- [Work required]: Reproduce every entry that follows word for word, but omit the images.

* Start Record extracts *

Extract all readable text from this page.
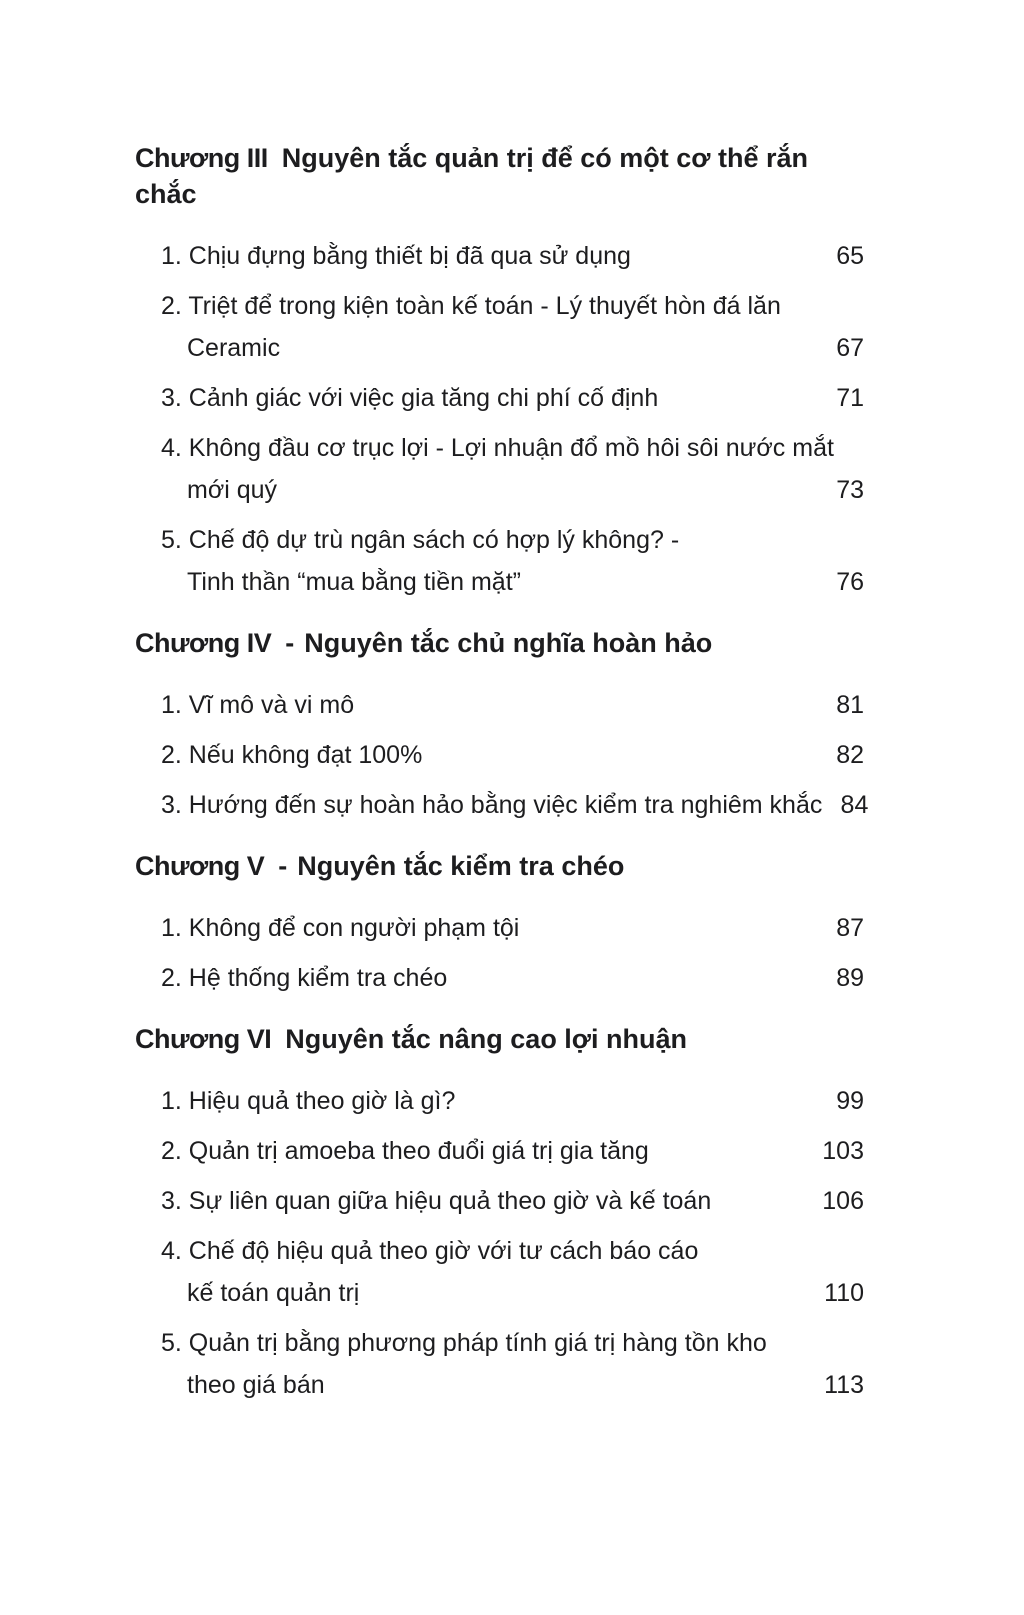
Chương III Nguyên tắc quản trị để có một cơ thể rắn chắc
1. Chịu đựng bằng thiết bị đã qua sử dụng	65
2. Triệt để trong kiện toàn kế toán - Lý thuyết hòn đá lăn
Ceramic	67
3. Cảnh giác với việc gia tăng chi phí cố định	71
4. Không đầu cơ trục lợi - Lợi nhuận đổ mồ hôi sôi nước mắt
mới quý	73
5. Chế độ dự trù ngân sách có hợp lý không? -
Tinh thần “mua bằng tiền mặt”	76
Chương IV - Nguyên tắc chủ nghĩa hoàn hảo
1. Vĩ mô và vi mô	81
2. Nếu không đạt 100%	82
3. Hướng đến sự hoàn hảo bằng việc kiểm tra nghiêm khắc 84
Chương V - Nguyên tắc kiểm tra chéo
1. Không để con người phạm tội	87
2. Hệ thống kiểm tra chéo	89
Chương VI Nguyên tắc nâng cao lợi nhuận
1. Hiệu quả theo giờ là gì?	99
2. Quản trị amoeba theo đuổi giá trị gia tăng	103
3. Sự liên quan giữa hiệu quả theo giờ và kế toán	106
4. Chế độ hiệu quả theo giờ với tư cách báo cáo
kế toán quản trị	110
5. Quản trị bằng phương pháp tính giá trị hàng tồn kho
theo giá bán	113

* End Record extracts *

- [Answer in full]:
Extract all readable text from this page.
Chương III Nguyên tắc quản trị để có một cơ thể rắn chắc
1. Chịu đựng bằng thiết bị đã qua sử dụng	65
2. Triệt để trong kiện toàn kế toán - Lý thuyết hòn đá lăn
Ceramic	67
3. Cảnh giác với việc gia tăng chi phí cố định	71
4. Không đầu cơ trục lợi - Lợi nhuận đổ mồ hôi sôi nước mắt
mới quý	73
5. Chế độ dự trù ngân sách có hợp lý không? -
Tinh thần “mua bằng tiền mặt”	76
Chương IV - Nguyên tắc chủ nghĩa hoàn hảo
1. Vĩ mô và vi mô	81
2. Nếu không đạt 100%	82
3. Hướng đến sự hoàn hảo bằng việc kiểm tra nghiêm khắc 84
Chương V - Nguyên tắc kiểm tra chéo
1. Không để con người phạm tội	87
2. Hệ thống kiểm tra chéo	89
Chương VI Nguyên tắc nâng cao lợi nhuận
1. Hiệu quả theo giờ là gì?	99
2. Quản trị amoeba theo đuổi giá trị gia tăng	103
3. Sự liên quan giữa hiệu quả theo giờ và kế toán	106
4. Chế độ hiệu quả theo giờ với tư cách báo cáo
kế toán quản trị	110
5. Quản trị bằng phương pháp tính giá trị hàng tồn kho
theo giá bán	113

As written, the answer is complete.